- _TASK GOAL_
Go through the records underneath and write each one out again exactly.

- _DATASET ENTRIES_
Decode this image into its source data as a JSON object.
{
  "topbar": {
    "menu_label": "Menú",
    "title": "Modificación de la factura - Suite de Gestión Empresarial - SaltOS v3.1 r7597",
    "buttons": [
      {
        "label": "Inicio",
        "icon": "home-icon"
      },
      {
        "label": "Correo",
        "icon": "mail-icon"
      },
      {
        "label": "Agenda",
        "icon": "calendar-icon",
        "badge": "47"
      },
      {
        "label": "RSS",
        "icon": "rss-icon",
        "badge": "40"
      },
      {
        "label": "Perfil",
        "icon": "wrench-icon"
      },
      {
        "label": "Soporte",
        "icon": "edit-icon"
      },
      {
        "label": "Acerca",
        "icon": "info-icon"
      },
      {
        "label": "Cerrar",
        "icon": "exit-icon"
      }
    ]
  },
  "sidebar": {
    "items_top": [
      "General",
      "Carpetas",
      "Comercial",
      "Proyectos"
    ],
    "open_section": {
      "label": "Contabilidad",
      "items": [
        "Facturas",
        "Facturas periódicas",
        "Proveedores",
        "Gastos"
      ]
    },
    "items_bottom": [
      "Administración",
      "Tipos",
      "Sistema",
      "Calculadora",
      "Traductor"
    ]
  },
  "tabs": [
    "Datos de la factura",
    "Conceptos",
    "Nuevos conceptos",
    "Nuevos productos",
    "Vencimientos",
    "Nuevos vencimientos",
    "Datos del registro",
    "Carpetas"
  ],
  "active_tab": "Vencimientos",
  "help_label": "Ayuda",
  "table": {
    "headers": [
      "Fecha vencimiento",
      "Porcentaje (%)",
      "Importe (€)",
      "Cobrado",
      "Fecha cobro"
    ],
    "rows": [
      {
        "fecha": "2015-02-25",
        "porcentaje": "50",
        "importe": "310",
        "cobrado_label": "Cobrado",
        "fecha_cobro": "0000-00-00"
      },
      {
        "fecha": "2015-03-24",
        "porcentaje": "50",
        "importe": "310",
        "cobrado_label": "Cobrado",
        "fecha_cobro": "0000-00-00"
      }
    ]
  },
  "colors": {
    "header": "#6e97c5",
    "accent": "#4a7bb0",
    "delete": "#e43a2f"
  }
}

- _RESPONSE TO THE EXERCISE_
Decode this image into its source data as a JSON object.
{
  "topbar": {
    "menu_label": "Menú",
    "title": "Modificación de la factura - Suite de Gestión Empresarial - SaltOS v3.1 r7597",
    "buttons": [
      {
        "label": "Inicio",
        "icon": "home-icon"
      },
      {
        "label": "Correo",
        "icon": "mail-icon"
      },
      {
        "label": "Agenda",
        "icon": "calendar-icon",
        "badge": "47"
      },
      {
        "label": "RSS",
        "icon": "rss-icon",
        "badge": "40"
      },
      {
        "label": "Perfil",
        "icon": "wrench-icon"
      },
      {
        "label": "Soporte",
        "icon": "edit-icon"
      },
      {
        "label": "Acerca",
        "icon": "info-icon"
      },
      {
        "label": "Cerrar",
        "icon": "exit-icon"
      }
    ]
  },
  "sidebar": {
    "items_top": [
      "General",
      "Carpetas",
      "Comercial",
      "Proyectos"
    ],
    "open_section": {
      "label": "Contabilidad",
      "items": [
        "Facturas",
        "Facturas periódicas",
        "Proveedores",
        "Gastos"
      ]
    },
    "items_bottom": [
      "Administración",
      "Tipos",
      "Sistema",
      "Calculadora",
      "Traductor"
    ]
  },
  "tabs": [
    "Datos de la factura",
    "Conceptos",
    "Nuevos conceptos",
    "Nuevos productos",
    "Vencimientos",
    "Nuevos vencimientos",
    "Datos del registro",
    "Carpetas"
  ],
  "active_tab": "Vencimientos",
  "help_label": "Ayuda",
  "table": {
    "headers": [
      "Fecha vencimiento",
      "Porcentaje (%)",
      "Importe (€)",
      "Cobrado",
      "Fecha cobro"
    ],
    "rows": [
      {
        "fecha": "2015-02-25",
        "porcentaje": "50",
        "importe": "310",
        "cobrado_label": "Cobrado",
        "fecha_cobro": "0000-00-00"
      },
      {
        "fecha": "2015-03-24",
        "porcentaje": "50",
        "importe": "310",
        "cobrado_label": "Cobrado",
        "fecha_cobro": "0000-00-00"
      }
    ]
  },
  "colors": {
    "header": "#6e97c5",
    "accent": "#4a7bb0",
    "delete": "#e43a2f"
  }
}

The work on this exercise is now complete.